— begin —

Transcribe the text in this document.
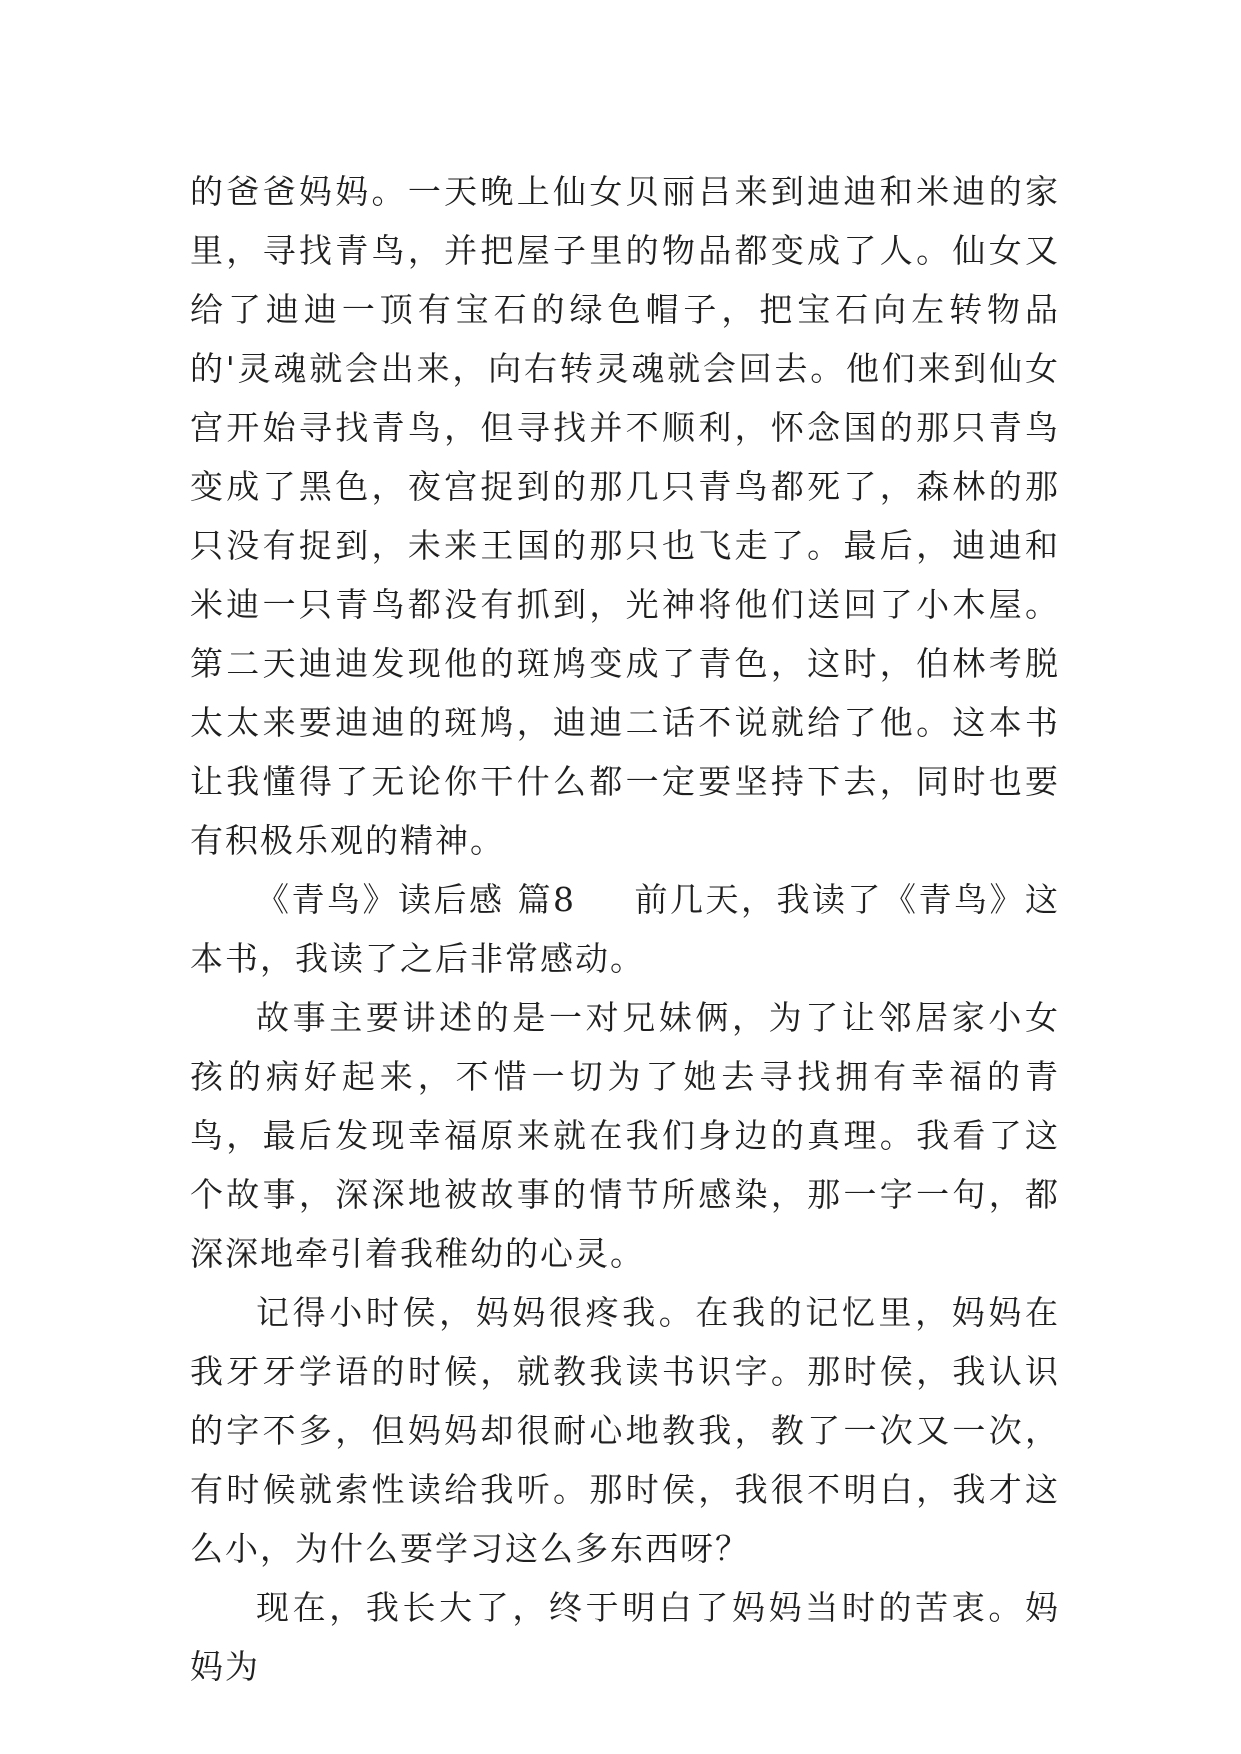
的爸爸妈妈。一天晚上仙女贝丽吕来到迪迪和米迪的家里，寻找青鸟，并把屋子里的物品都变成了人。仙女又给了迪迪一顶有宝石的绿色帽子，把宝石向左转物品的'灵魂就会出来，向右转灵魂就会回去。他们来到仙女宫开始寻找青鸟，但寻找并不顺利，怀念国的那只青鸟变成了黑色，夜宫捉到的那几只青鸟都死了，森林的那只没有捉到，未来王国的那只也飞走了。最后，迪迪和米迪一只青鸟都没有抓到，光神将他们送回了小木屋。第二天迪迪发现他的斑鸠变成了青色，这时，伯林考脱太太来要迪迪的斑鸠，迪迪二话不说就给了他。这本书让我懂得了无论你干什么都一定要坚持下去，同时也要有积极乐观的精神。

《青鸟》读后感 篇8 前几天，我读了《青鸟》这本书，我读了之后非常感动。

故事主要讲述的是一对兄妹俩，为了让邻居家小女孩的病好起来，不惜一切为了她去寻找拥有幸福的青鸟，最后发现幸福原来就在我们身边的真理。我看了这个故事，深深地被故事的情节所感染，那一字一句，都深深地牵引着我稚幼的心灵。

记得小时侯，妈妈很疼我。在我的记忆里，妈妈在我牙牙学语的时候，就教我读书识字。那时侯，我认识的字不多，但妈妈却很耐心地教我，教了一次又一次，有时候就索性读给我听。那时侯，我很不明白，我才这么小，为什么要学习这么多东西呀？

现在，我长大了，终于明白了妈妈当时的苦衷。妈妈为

— end —

Work to be completed: Copy every entry word for word, but omit the pictures.

Result for this exercise:
Transcribe the text in this document.
的爸爸妈妈。一天晚上仙女贝丽吕来到迪迪和米迪的家里，寻找青鸟，并把屋子里的物品都变成了人。仙女又给了迪迪一顶有宝石的绿色帽子，把宝石向左转物品的'灵魂就会出来，向右转灵魂就会回去。他们来到仙女宫开始寻找青鸟，但寻找并不顺利，怀念国的那只青鸟变成了黑色，夜宫捉到的那几只青鸟都死了，森林的那只没有捉到，未来王国的那只也飞走了。最后，迪迪和米迪一只青鸟都没有抓到，光神将他们送回了小木屋。第二天迪迪发现他的斑鸠变成了青色，这时，伯林考脱太太来要迪迪的斑鸠，迪迪二话不说就给了他。这本书让我懂得了无论你干什么都一定要坚持下去，同时也要有积极乐观的精神。

《青鸟》读后感 篇8 前几天，我读了《青鸟》这本书，我读了之后非常感动。

故事主要讲述的是一对兄妹俩，为了让邻居家小女孩的病好起来，不惜一切为了她去寻找拥有幸福的青鸟，最后发现幸福原来就在我们身边的真理。我看了这个故事，深深地被故事的情节所感染，那一字一句，都深深地牵引着我稚幼的心灵。

记得小时侯，妈妈很疼我。在我的记忆里，妈妈在我牙牙学语的时候，就教我读书识字。那时侯，我认识的字不多，但妈妈却很耐心地教我，教了一次又一次，有时候就索性读给我听。那时侯，我很不明白，我才这么小，为什么要学习这么多东西呀？

现在，我长大了，终于明白了妈妈当时的苦衷。妈妈为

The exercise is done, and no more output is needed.